(Written instruction) Within the data that follows, how many lines carry the string "until"? Give the number alone.

(Records for processing)
· · · · · · ·

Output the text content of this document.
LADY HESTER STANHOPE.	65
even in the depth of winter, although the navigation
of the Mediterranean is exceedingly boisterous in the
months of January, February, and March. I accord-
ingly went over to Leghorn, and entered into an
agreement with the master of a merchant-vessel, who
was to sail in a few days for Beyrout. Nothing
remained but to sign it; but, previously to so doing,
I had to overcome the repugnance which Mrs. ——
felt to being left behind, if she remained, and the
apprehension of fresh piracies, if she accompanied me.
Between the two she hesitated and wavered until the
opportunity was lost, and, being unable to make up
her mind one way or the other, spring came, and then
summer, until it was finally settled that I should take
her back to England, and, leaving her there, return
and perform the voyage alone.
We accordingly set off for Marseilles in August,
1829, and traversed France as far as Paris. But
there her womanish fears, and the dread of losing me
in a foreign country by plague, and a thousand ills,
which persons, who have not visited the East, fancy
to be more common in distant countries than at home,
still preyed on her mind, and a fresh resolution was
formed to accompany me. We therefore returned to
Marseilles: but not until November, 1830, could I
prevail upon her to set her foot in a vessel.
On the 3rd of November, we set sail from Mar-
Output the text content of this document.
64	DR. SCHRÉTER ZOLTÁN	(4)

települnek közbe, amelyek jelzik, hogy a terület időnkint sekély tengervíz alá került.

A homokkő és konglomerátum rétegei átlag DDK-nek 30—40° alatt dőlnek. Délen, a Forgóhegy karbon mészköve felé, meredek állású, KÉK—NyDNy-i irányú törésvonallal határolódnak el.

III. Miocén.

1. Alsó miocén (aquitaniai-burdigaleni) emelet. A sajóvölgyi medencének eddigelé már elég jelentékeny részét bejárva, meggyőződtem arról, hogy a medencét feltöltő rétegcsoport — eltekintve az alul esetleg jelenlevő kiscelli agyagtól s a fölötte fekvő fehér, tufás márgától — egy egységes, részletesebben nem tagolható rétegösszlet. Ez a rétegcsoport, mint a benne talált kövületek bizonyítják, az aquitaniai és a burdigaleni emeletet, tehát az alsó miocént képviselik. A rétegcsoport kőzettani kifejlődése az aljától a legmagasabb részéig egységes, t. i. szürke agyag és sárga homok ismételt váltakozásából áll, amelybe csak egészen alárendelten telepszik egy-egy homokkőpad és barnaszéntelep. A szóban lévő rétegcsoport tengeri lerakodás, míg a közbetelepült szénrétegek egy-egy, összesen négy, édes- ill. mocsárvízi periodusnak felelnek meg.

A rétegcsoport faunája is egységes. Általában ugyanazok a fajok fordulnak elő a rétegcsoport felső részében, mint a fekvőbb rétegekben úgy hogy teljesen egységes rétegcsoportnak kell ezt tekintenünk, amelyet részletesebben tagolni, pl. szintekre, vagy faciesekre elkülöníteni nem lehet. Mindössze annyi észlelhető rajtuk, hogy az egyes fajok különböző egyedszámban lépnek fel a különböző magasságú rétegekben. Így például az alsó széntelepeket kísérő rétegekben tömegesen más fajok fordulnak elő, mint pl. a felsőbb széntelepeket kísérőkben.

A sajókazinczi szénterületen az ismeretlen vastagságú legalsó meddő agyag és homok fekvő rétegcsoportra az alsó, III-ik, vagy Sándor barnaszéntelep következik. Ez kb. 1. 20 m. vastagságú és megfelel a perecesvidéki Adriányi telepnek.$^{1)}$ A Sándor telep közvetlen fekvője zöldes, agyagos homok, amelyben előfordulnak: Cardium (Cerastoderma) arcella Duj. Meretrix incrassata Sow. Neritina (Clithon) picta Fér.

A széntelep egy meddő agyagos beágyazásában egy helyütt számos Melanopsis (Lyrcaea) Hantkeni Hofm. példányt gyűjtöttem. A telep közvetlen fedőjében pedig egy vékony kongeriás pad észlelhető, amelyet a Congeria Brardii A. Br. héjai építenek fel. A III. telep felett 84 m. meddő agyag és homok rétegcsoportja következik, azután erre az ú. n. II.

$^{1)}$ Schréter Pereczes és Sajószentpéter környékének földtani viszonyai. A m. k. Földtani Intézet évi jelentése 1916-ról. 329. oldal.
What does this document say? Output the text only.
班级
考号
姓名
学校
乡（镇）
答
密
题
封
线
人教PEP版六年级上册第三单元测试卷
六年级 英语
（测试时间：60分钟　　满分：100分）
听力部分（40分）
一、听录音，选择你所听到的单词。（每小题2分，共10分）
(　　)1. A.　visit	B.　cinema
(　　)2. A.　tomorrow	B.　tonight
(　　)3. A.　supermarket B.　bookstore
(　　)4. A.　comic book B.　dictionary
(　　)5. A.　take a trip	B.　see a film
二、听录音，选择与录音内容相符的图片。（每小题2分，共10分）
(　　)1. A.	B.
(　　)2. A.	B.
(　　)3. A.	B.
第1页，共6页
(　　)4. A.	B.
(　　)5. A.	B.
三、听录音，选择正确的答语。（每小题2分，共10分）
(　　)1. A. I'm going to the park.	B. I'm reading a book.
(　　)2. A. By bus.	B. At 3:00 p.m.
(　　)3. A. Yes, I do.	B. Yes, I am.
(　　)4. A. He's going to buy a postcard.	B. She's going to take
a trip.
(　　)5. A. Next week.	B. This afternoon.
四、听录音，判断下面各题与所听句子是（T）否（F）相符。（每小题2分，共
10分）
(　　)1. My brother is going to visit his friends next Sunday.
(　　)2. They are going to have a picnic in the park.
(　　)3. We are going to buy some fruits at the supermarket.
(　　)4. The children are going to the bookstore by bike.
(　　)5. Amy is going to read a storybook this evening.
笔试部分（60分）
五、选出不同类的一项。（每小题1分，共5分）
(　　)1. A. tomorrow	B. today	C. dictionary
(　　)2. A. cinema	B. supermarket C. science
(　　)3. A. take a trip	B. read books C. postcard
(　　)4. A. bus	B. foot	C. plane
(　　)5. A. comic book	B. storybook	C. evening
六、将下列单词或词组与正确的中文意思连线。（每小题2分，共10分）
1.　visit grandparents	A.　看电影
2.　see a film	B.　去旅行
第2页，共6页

· · · · · · ·

(Answer to this problem) 3